• [Required work]: Lines containing the string "стані" are to be collected in full.

• [Extracted records]:
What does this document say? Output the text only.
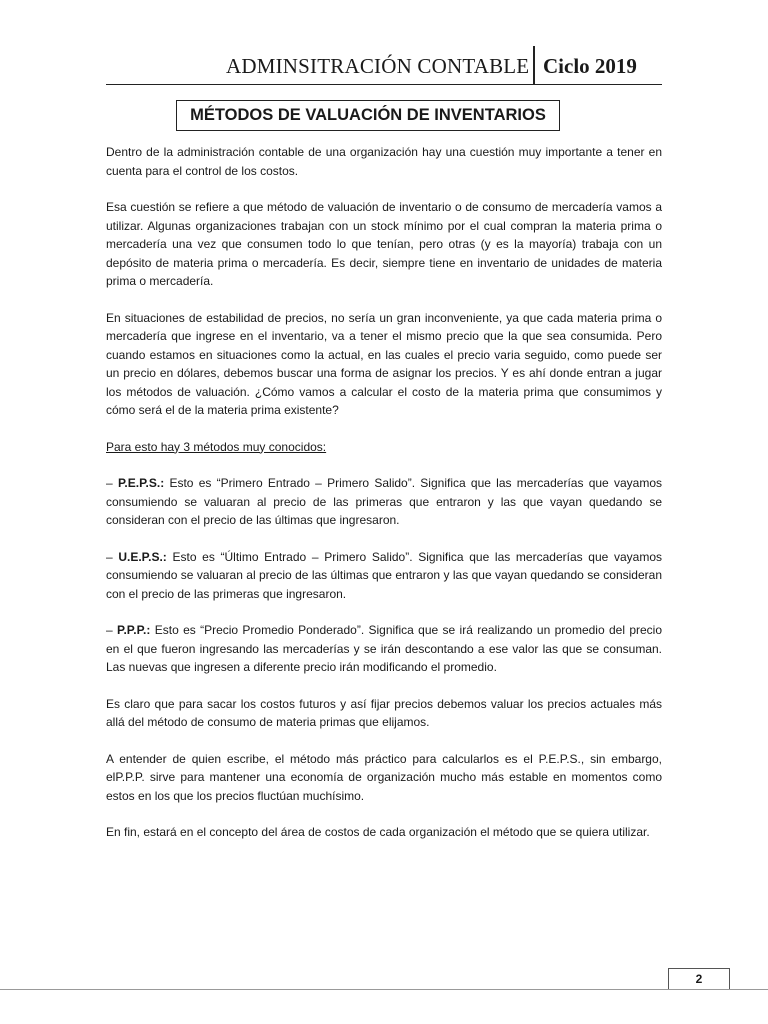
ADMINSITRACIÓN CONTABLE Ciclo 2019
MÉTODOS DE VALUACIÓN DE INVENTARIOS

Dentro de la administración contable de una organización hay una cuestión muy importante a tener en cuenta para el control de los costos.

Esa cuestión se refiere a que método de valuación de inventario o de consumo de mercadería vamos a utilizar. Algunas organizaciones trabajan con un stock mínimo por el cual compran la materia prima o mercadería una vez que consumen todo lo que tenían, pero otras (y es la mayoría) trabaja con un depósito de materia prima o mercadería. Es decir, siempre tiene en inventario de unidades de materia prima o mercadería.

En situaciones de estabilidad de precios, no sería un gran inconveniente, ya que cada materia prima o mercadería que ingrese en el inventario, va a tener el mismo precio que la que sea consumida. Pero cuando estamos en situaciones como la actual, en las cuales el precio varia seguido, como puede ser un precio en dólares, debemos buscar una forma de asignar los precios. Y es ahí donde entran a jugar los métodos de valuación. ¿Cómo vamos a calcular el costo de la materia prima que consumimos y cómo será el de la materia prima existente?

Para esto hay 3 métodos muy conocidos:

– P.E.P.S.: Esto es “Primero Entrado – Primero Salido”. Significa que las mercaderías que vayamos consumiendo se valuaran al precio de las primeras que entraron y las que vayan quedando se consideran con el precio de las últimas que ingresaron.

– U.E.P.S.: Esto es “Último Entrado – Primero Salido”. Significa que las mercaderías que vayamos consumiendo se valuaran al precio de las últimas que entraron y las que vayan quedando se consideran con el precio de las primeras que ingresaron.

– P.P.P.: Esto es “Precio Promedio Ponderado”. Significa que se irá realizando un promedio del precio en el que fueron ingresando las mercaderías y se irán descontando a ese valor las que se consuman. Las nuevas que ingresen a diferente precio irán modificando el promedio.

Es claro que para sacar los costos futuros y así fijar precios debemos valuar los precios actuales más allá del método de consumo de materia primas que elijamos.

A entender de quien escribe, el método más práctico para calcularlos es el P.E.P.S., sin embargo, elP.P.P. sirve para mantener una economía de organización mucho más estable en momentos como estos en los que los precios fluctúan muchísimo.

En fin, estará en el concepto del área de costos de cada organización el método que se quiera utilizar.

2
---
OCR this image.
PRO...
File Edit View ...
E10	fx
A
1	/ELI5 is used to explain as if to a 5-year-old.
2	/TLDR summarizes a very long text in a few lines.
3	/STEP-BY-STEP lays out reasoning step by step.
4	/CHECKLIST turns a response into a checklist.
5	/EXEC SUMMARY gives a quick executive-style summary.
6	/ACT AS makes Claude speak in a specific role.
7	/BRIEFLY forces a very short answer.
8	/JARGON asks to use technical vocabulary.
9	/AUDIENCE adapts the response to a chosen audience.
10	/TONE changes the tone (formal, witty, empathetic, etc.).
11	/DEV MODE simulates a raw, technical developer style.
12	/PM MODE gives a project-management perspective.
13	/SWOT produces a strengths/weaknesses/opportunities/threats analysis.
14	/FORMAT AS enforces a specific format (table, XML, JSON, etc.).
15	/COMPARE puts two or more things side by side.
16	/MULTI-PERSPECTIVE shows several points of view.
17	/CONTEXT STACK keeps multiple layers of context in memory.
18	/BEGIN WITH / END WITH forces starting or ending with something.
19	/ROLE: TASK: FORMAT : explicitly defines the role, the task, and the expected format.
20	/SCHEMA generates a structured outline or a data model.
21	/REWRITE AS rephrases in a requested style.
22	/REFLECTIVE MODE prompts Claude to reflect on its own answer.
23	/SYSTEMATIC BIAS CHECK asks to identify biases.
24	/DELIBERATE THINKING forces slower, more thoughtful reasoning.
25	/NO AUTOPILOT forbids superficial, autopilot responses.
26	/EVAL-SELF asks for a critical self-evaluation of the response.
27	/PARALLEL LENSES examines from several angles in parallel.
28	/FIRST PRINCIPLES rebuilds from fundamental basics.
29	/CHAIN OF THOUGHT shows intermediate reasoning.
...
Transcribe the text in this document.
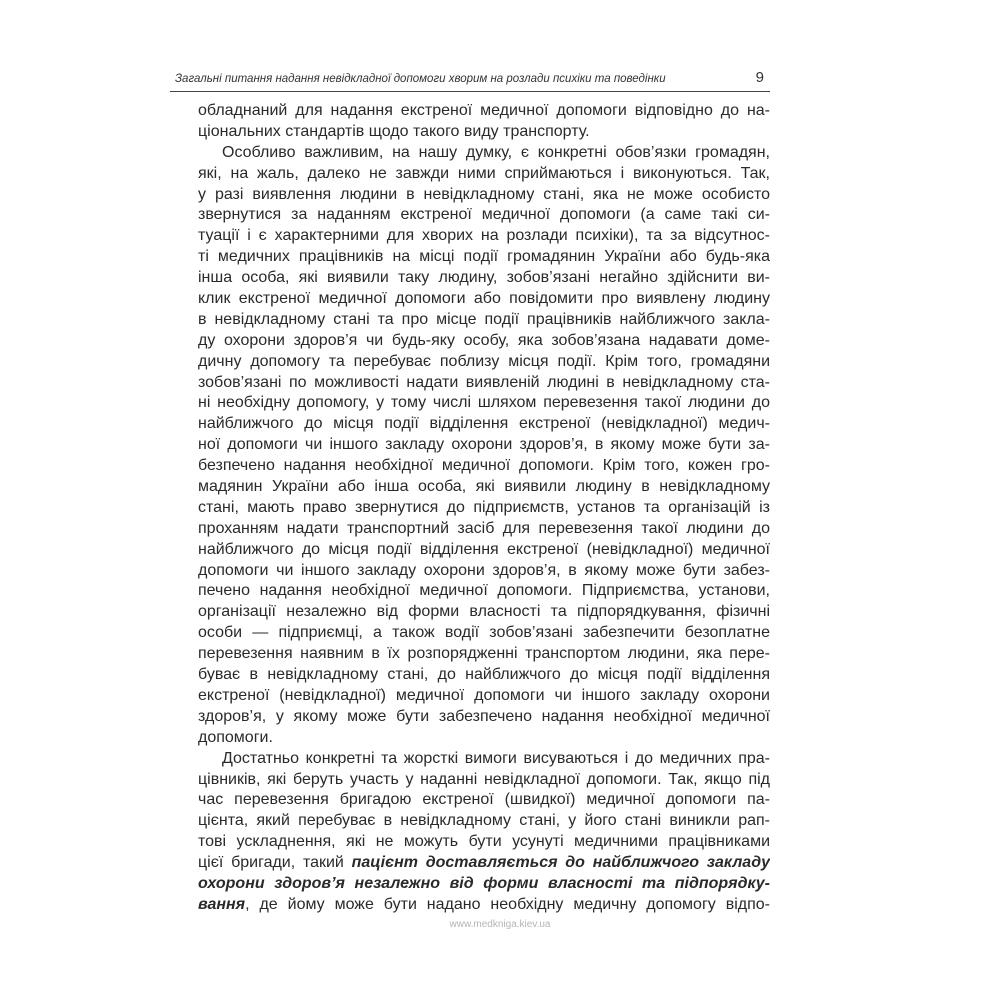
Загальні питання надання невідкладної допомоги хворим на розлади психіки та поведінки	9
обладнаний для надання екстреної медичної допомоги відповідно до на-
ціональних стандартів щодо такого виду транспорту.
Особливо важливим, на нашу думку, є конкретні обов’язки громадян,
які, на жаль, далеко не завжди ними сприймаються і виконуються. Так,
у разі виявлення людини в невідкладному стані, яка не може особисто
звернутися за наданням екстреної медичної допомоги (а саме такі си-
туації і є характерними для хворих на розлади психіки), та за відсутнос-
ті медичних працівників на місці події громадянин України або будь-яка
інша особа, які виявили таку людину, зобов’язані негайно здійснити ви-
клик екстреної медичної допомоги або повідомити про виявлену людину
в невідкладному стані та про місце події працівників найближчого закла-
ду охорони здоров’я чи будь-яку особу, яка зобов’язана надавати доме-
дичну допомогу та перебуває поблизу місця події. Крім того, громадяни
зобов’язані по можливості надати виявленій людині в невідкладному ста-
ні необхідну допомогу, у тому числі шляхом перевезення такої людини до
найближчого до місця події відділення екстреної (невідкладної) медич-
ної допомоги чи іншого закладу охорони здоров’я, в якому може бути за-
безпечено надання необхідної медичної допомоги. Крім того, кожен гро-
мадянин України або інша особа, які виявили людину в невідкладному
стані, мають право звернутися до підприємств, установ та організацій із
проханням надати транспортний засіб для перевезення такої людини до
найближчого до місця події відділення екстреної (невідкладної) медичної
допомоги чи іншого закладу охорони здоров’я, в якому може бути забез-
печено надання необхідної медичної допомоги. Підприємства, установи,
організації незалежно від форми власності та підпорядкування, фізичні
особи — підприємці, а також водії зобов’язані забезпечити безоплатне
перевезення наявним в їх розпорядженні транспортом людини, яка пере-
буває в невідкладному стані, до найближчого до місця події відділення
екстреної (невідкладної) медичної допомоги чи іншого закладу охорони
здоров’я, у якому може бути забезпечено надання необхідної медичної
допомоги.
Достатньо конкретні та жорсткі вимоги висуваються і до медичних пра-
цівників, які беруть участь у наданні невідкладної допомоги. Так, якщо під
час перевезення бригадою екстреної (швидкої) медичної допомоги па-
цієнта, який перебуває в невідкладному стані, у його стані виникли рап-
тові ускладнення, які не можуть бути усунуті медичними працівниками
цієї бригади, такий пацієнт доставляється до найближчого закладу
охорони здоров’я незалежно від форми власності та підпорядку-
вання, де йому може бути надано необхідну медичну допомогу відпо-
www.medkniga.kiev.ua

• [Output of the task]:
у разі виявлення людини в невідкладному стані, яка не може особисто
в невідкладному стані та про місце події працівників найближчого закла-
стані, мають право звернутися до підприємств, установ та організацій із
буває в невідкладному стані, до найближчого до місця події відділення
цієнта, який перебуває в невідкладному стані, у його стані виникли рап-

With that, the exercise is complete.